#### Material supplied
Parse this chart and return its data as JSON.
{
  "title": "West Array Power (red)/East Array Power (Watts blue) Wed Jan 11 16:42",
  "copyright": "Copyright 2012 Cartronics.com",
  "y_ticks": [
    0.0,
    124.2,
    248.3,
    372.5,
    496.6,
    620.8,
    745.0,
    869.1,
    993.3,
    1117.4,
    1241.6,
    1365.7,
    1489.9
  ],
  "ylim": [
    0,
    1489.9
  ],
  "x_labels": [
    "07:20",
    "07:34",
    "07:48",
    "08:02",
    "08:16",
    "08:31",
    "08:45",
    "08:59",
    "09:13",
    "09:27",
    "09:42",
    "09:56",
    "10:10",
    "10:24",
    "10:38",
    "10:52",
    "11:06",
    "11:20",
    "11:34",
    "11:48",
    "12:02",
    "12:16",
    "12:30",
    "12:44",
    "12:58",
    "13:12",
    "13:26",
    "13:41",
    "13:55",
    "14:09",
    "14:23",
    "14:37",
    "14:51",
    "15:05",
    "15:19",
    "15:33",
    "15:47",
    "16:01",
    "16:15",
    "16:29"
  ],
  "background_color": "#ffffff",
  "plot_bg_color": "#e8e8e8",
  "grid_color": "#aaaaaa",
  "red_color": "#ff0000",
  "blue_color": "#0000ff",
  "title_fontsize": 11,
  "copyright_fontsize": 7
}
########
Recopy all the lines exactly as they appear.

Parse this chart and return its data as JSON.
{
  "title": "West Array Power (red)/East Array Power (Watts blue) Wed Jan 11 16:42",
  "copyright": "Copyright 2012 Cartronics.com",
  "y_ticks": [
    0.0,
    124.2,
    248.3,
    372.5,
    496.6,
    620.8,
    745.0,
    869.1,
    993.3,
    1117.4,
    1241.6,
    1365.7,
    1489.9
  ],
  "ylim": [
    0,
    1489.9
  ],
  "x_labels": [
    "07:20",
    "07:34",
    "07:48",
    "08:02",
    "08:16",
    "08:31",
    "08:45",
    "08:59",
    "09:13",
    "09:27",
    "09:42",
    "09:56",
    "10:10",
    "10:24",
    "10:38",
    "10:52",
    "11:06",
    "11:20",
    "11:34",
    "11:48",
    "12:02",
    "12:16",
    "12:30",
    "12:44",
    "12:58",
    "13:12",
    "13:26",
    "13:41",
    "13:55",
    "14:09",
    "14:23",
    "14:37",
    "14:51",
    "15:05",
    "15:19",
    "15:33",
    "15:47",
    "16:01",
    "16:15",
    "16:29"
  ],
  "background_color": "#ffffff",
  "plot_bg_color": "#e8e8e8",
  "grid_color": "#aaaaaa",
  "red_color": "#ff0000",
  "blue_color": "#0000ff",
  "title_fontsize": 11,
  "copyright_fontsize": 7
}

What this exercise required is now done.